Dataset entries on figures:
>>>>

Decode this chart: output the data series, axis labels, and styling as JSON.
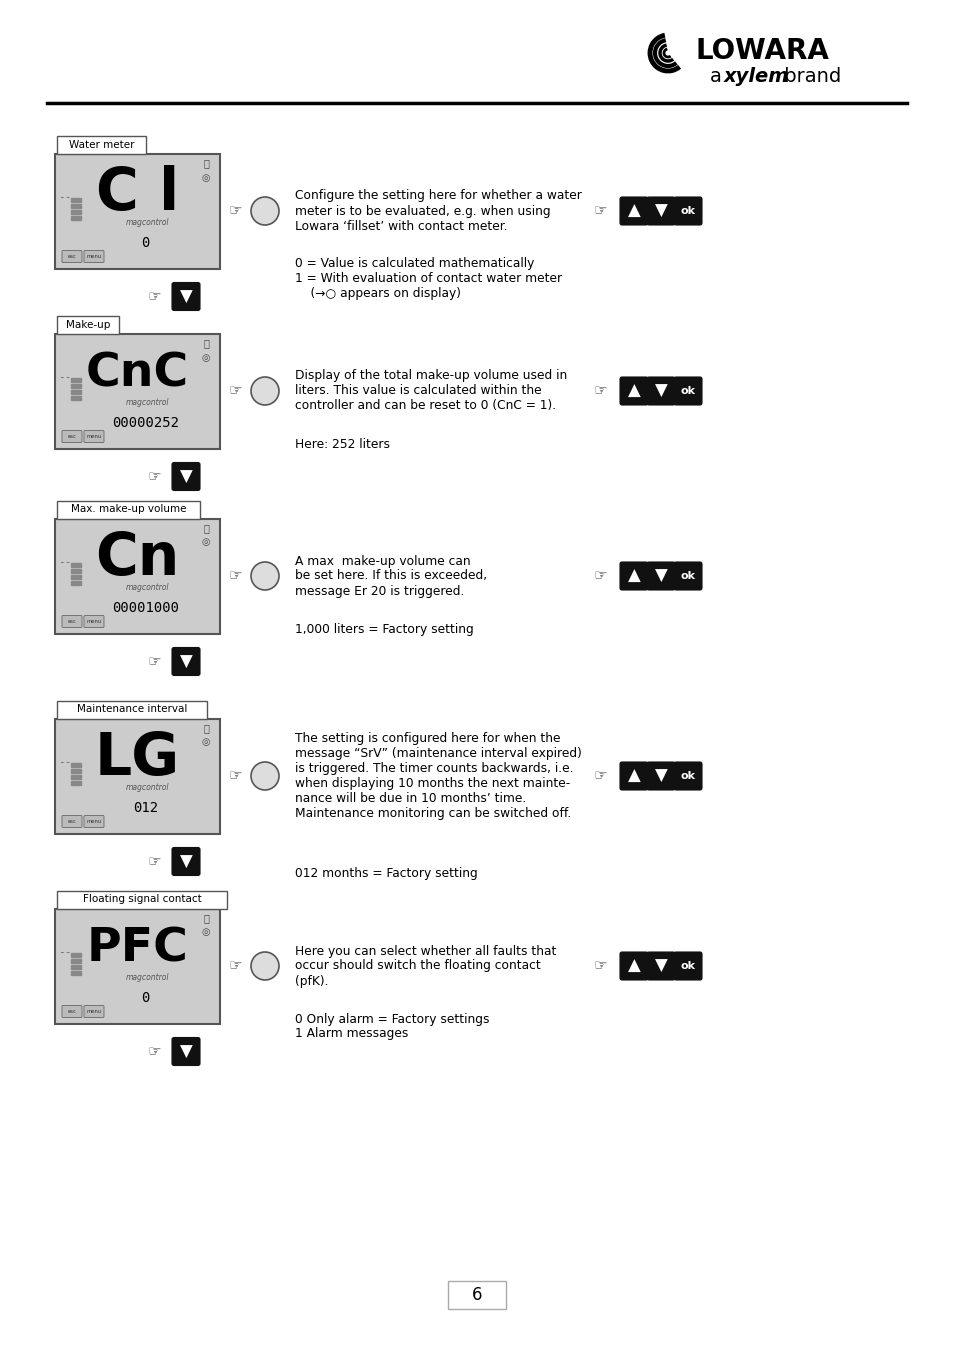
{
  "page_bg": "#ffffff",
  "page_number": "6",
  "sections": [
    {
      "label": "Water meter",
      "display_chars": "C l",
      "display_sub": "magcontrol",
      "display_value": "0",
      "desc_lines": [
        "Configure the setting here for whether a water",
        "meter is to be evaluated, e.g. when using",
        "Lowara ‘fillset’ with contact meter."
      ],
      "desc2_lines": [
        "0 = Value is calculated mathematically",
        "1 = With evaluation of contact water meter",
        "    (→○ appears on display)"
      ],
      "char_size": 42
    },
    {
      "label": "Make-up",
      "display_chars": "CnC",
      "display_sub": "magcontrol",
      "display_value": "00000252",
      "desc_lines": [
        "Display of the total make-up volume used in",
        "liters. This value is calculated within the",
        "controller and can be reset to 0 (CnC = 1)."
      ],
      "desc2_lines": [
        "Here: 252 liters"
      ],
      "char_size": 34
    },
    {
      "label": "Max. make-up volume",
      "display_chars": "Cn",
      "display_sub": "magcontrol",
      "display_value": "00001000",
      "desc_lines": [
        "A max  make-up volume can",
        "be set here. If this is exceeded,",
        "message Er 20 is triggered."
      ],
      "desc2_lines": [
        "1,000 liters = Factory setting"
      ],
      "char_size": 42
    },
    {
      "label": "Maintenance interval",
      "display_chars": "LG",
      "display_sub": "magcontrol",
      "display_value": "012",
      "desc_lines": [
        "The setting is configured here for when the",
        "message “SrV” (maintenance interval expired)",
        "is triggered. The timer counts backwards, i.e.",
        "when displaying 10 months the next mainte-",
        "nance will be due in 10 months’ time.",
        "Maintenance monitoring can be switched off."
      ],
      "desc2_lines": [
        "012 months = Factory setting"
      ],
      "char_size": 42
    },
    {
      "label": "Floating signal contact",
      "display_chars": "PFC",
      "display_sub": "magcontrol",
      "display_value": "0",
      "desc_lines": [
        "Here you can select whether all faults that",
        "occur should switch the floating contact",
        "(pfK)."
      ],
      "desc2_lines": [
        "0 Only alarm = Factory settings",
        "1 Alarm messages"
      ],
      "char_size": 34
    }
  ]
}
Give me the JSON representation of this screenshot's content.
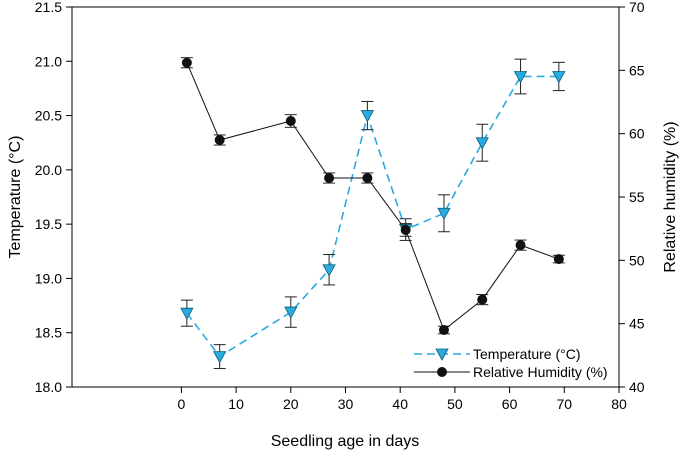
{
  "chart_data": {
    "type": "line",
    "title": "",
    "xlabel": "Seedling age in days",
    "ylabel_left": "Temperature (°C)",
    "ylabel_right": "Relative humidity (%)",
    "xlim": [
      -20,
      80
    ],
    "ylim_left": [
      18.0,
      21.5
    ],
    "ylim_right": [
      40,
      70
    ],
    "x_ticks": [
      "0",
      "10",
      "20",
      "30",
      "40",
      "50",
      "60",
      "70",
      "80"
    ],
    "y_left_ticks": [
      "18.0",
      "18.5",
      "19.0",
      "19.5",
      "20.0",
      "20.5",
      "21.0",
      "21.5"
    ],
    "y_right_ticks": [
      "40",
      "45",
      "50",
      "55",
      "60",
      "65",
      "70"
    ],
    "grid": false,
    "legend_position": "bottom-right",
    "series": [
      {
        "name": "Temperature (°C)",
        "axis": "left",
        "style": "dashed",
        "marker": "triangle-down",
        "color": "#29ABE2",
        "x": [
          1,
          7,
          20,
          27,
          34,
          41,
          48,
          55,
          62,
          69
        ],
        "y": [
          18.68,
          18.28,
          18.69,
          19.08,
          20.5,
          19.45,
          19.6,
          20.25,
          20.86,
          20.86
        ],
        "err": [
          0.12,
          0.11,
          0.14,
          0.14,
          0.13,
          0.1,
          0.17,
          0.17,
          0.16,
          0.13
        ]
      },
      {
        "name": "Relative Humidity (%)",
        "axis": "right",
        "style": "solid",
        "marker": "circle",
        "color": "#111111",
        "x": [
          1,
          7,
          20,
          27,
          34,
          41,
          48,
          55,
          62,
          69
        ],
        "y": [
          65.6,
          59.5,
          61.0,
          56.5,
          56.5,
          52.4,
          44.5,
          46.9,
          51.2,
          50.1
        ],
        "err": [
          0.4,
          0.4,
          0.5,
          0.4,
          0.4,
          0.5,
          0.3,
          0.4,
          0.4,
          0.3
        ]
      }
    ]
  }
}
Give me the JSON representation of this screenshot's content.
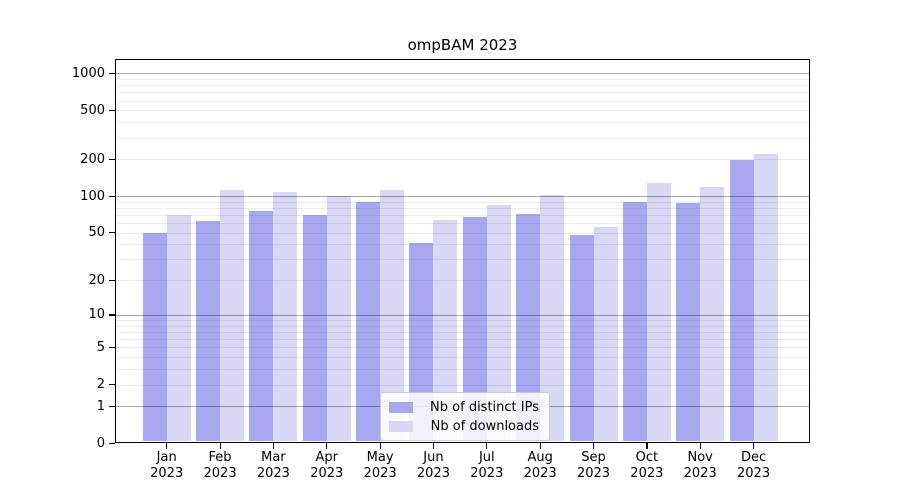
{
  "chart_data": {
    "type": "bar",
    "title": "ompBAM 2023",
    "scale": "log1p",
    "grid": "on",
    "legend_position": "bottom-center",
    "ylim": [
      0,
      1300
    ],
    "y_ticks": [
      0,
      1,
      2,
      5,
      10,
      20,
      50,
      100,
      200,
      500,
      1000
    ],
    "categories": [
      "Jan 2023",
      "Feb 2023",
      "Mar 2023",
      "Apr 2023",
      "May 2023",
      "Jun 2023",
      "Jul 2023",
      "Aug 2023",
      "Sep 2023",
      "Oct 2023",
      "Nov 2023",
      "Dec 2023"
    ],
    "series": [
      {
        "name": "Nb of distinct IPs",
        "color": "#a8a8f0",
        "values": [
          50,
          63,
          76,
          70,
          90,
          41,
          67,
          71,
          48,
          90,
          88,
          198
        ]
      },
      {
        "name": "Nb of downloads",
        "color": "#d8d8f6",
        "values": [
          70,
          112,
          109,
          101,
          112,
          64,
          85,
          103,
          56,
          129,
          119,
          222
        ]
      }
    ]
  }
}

<<<<

#### What to produce
Look through the data above. Each line containing the word "Factory" needs to be copied.

#### Correct answer
        "1,000 liters = Factory setting"
        "012 months = Factory setting"
        "0 Only alarm = Factory settings",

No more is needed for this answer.